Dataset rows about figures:
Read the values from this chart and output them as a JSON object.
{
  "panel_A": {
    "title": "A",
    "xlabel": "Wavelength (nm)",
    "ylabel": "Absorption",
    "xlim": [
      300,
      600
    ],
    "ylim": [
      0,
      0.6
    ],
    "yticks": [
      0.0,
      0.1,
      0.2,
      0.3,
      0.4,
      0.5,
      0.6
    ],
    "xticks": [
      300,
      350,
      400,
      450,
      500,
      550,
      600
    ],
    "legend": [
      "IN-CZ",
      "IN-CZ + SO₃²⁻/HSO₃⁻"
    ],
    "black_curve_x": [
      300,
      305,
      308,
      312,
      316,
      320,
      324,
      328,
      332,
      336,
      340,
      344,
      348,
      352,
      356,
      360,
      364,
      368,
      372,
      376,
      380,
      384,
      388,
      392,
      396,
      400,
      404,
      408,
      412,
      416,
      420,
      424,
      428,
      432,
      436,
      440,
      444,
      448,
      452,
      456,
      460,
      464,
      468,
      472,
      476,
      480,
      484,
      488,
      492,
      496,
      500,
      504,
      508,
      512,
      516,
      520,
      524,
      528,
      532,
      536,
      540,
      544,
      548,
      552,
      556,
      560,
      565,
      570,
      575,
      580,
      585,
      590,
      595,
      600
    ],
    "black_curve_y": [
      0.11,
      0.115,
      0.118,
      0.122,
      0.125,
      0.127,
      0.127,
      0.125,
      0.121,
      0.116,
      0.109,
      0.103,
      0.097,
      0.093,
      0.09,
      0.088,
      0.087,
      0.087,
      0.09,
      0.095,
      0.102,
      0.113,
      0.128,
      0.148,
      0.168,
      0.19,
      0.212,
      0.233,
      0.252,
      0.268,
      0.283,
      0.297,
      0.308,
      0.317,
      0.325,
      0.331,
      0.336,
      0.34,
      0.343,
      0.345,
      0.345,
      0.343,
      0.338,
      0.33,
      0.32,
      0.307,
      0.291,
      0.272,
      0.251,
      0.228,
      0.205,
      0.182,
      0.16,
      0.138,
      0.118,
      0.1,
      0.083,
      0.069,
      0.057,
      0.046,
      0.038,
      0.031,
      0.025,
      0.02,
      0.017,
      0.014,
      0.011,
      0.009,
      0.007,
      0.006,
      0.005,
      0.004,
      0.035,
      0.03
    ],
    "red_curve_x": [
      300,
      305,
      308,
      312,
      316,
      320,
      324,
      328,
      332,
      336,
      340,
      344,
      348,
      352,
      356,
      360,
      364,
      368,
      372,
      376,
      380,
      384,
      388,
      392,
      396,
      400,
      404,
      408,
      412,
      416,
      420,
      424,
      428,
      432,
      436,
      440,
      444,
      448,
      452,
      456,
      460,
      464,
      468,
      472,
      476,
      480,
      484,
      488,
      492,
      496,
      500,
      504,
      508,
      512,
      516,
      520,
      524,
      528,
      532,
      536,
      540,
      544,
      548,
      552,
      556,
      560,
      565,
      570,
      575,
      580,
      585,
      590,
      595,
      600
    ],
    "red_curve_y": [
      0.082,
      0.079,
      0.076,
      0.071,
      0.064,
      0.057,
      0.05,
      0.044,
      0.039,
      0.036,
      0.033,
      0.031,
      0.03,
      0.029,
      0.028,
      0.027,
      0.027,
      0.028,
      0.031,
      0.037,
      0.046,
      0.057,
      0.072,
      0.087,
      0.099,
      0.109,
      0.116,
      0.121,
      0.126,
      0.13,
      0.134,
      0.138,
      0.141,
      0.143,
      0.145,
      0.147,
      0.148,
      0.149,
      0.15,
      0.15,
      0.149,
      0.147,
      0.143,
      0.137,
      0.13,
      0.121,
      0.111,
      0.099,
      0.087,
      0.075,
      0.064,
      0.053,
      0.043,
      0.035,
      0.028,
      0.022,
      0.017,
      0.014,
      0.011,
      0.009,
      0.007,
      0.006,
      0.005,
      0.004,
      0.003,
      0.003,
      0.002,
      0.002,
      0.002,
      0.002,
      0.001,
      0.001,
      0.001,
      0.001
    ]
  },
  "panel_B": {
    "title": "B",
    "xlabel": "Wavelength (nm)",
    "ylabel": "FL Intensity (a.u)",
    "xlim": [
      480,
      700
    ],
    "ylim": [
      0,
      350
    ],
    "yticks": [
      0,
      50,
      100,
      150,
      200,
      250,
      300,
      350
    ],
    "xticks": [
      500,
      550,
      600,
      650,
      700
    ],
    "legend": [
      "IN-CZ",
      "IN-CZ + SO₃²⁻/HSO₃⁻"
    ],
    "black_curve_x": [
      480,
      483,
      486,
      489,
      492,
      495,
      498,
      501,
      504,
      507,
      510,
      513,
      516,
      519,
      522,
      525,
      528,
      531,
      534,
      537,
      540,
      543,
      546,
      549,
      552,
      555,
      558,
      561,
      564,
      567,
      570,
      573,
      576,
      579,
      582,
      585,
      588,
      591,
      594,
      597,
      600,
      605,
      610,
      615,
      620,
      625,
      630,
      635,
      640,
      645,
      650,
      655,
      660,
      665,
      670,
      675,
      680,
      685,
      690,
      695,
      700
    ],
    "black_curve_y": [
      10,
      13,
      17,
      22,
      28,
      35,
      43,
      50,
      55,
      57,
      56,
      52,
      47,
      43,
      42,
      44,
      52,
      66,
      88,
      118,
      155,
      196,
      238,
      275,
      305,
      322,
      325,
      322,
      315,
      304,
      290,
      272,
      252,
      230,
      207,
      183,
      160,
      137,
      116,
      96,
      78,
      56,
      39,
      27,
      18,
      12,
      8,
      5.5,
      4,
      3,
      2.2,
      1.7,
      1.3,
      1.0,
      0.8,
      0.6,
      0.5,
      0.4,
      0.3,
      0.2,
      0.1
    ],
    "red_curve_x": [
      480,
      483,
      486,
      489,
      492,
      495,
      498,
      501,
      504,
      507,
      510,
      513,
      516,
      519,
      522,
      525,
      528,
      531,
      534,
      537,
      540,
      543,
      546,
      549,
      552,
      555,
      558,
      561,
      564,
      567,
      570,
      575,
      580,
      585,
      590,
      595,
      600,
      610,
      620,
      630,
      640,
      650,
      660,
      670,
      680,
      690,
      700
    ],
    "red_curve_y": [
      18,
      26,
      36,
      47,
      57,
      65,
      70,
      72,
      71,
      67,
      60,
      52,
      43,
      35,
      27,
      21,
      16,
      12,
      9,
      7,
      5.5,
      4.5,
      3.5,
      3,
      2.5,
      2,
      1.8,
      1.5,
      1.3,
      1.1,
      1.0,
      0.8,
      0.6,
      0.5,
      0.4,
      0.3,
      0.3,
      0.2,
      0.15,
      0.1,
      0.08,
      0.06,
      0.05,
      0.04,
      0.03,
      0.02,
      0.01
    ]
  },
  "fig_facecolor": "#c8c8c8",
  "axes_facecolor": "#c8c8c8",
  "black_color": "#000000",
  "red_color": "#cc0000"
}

TASK TO COMPLETE. Retype all the material above precisely, with no line left out.

WRITTEN REPLY.
Read the values from this chart and output them as a JSON object.
{
  "panel_A": {
    "title": "A",
    "xlabel": "Wavelength (nm)",
    "ylabel": "Absorption",
    "xlim": [
      300,
      600
    ],
    "ylim": [
      0,
      0.6
    ],
    "yticks": [
      0.0,
      0.1,
      0.2,
      0.3,
      0.4,
      0.5,
      0.6
    ],
    "xticks": [
      300,
      350,
      400,
      450,
      500,
      550,
      600
    ],
    "legend": [
      "IN-CZ",
      "IN-CZ + SO₃²⁻/HSO₃⁻"
    ],
    "black_curve_x": [
      300,
      305,
      308,
      312,
      316,
      320,
      324,
      328,
      332,
      336,
      340,
      344,
      348,
      352,
      356,
      360,
      364,
      368,
      372,
      376,
      380,
      384,
      388,
      392,
      396,
      400,
      404,
      408,
      412,
      416,
      420,
      424,
      428,
      432,
      436,
      440,
      444,
      448,
      452,
      456,
      460,
      464,
      468,
      472,
      476,
      480,
      484,
      488,
      492,
      496,
      500,
      504,
      508,
      512,
      516,
      520,
      524,
      528,
      532,
      536,
      540,
      544,
      548,
      552,
      556,
      560,
      565,
      570,
      575,
      580,
      585,
      590,
      595,
      600
    ],
    "black_curve_y": [
      0.11,
      0.115,
      0.118,
      0.122,
      0.125,
      0.127,
      0.127,
      0.125,
      0.121,
      0.116,
      0.109,
      0.103,
      0.097,
      0.093,
      0.09,
      0.088,
      0.087,
      0.087,
      0.09,
      0.095,
      0.102,
      0.113,
      0.128,
      0.148,
      0.168,
      0.19,
      0.212,
      0.233,
      0.252,
      0.268,
      0.283,
      0.297,
      0.308,
      0.317,
      0.325,
      0.331,
      0.336,
      0.34,
      0.343,
      0.345,
      0.345,
      0.343,
      0.338,
      0.33,
      0.32,
      0.307,
      0.291,
      0.272,
      0.251,
      0.228,
      0.205,
      0.182,
      0.16,
      0.138,
      0.118,
      0.1,
      0.083,
      0.069,
      0.057,
      0.046,
      0.038,
      0.031,
      0.025,
      0.02,
      0.017,
      0.014,
      0.011,
      0.009,
      0.007,
      0.006,
      0.005,
      0.004,
      0.035,
      0.03
    ],
    "red_curve_x": [
      300,
      305,
      308,
      312,
      316,
      320,
      324,
      328,
      332,
      336,
      340,
      344,
      348,
      352,
      356,
      360,
      364,
      368,
      372,
      376,
      380,
      384,
      388,
      392,
      396,
      400,
      404,
      408,
      412,
      416,
      420,
      424,
      428,
      432,
      436,
      440,
      444,
      448,
      452,
      456,
      460,
      464,
      468,
      472,
      476,
      480,
      484,
      488,
      492,
      496,
      500,
      504,
      508,
      512,
      516,
      520,
      524,
      528,
      532,
      536,
      540,
      544,
      548,
      552,
      556,
      560,
      565,
      570,
      575,
      580,
      585,
      590,
      595,
      600
    ],
    "red_curve_y": [
      0.082,
      0.079,
      0.076,
      0.071,
      0.064,
      0.057,
      0.05,
      0.044,
      0.039,
      0.036,
      0.033,
      0.031,
      0.03,
      0.029,
      0.028,
      0.027,
      0.027,
      0.028,
      0.031,
      0.037,
      0.046,
      0.057,
      0.072,
      0.087,
      0.099,
      0.109,
      0.116,
      0.121,
      0.126,
      0.13,
      0.134,
      0.138,
      0.141,
      0.143,
      0.145,
      0.147,
      0.148,
      0.149,
      0.15,
      0.15,
      0.149,
      0.147,
      0.143,
      0.137,
      0.13,
      0.121,
      0.111,
      0.099,
      0.087,
      0.075,
      0.064,
      0.053,
      0.043,
      0.035,
      0.028,
      0.022,
      0.017,
      0.014,
      0.011,
      0.009,
      0.007,
      0.006,
      0.005,
      0.004,
      0.003,
      0.003,
      0.002,
      0.002,
      0.002,
      0.002,
      0.001,
      0.001,
      0.001,
      0.001
    ]
  },
  "panel_B": {
    "title": "B",
    "xlabel": "Wavelength (nm)",
    "ylabel": "FL Intensity (a.u)",
    "xlim": [
      480,
      700
    ],
    "ylim": [
      0,
      350
    ],
    "yticks": [
      0,
      50,
      100,
      150,
      200,
      250,
      300,
      350
    ],
    "xticks": [
      500,
      550,
      600,
      650,
      700
    ],
    "legend": [
      "IN-CZ",
      "IN-CZ + SO₃²⁻/HSO₃⁻"
    ],
    "black_curve_x": [
      480,
      483,
      486,
      489,
      492,
      495,
      498,
      501,
      504,
      507,
      510,
      513,
      516,
      519,
      522,
      525,
      528,
      531,
      534,
      537,
      540,
      543,
      546,
      549,
      552,
      555,
      558,
      561,
      564,
      567,
      570,
      573,
      576,
      579,
      582,
      585,
      588,
      591,
      594,
      597,
      600,
      605,
      610,
      615,
      620,
      625,
      630,
      635,
      640,
      645,
      650,
      655,
      660,
      665,
      670,
      675,
      680,
      685,
      690,
      695,
      700
    ],
    "black_curve_y": [
      10,
      13,
      17,
      22,
      28,
      35,
      43,
      50,
      55,
      57,
      56,
      52,
      47,
      43,
      42,
      44,
      52,
      66,
      88,
      118,
      155,
      196,
      238,
      275,
      305,
      322,
      325,
      322,
      315,
      304,
      290,
      272,
      252,
      230,
      207,
      183,
      160,
      137,
      116,
      96,
      78,
      56,
      39,
      27,
      18,
      12,
      8,
      5.5,
      4,
      3,
      2.2,
      1.7,
      1.3,
      1.0,
      0.8,
      0.6,
      0.5,
      0.4,
      0.3,
      0.2,
      0.1
    ],
    "red_curve_x": [
      480,
      483,
      486,
      489,
      492,
      495,
      498,
      501,
      504,
      507,
      510,
      513,
      516,
      519,
      522,
      525,
      528,
      531,
      534,
      537,
      540,
      543,
      546,
      549,
      552,
      555,
      558,
      561,
      564,
      567,
      570,
      575,
      580,
      585,
      590,
      595,
      600,
      610,
      620,
      630,
      640,
      650,
      660,
      670,
      680,
      690,
      700
    ],
    "red_curve_y": [
      18,
      26,
      36,
      47,
      57,
      65,
      70,
      72,
      71,
      67,
      60,
      52,
      43,
      35,
      27,
      21,
      16,
      12,
      9,
      7,
      5.5,
      4.5,
      3.5,
      3,
      2.5,
      2,
      1.8,
      1.5,
      1.3,
      1.1,
      1.0,
      0.8,
      0.6,
      0.5,
      0.4,
      0.3,
      0.3,
      0.2,
      0.15,
      0.1,
      0.08,
      0.06,
      0.05,
      0.04,
      0.03,
      0.02,
      0.01
    ]
  },
  "fig_facecolor": "#c8c8c8",
  "axes_facecolor": "#c8c8c8",
  "black_color": "#000000",
  "red_color": "#cc0000"
}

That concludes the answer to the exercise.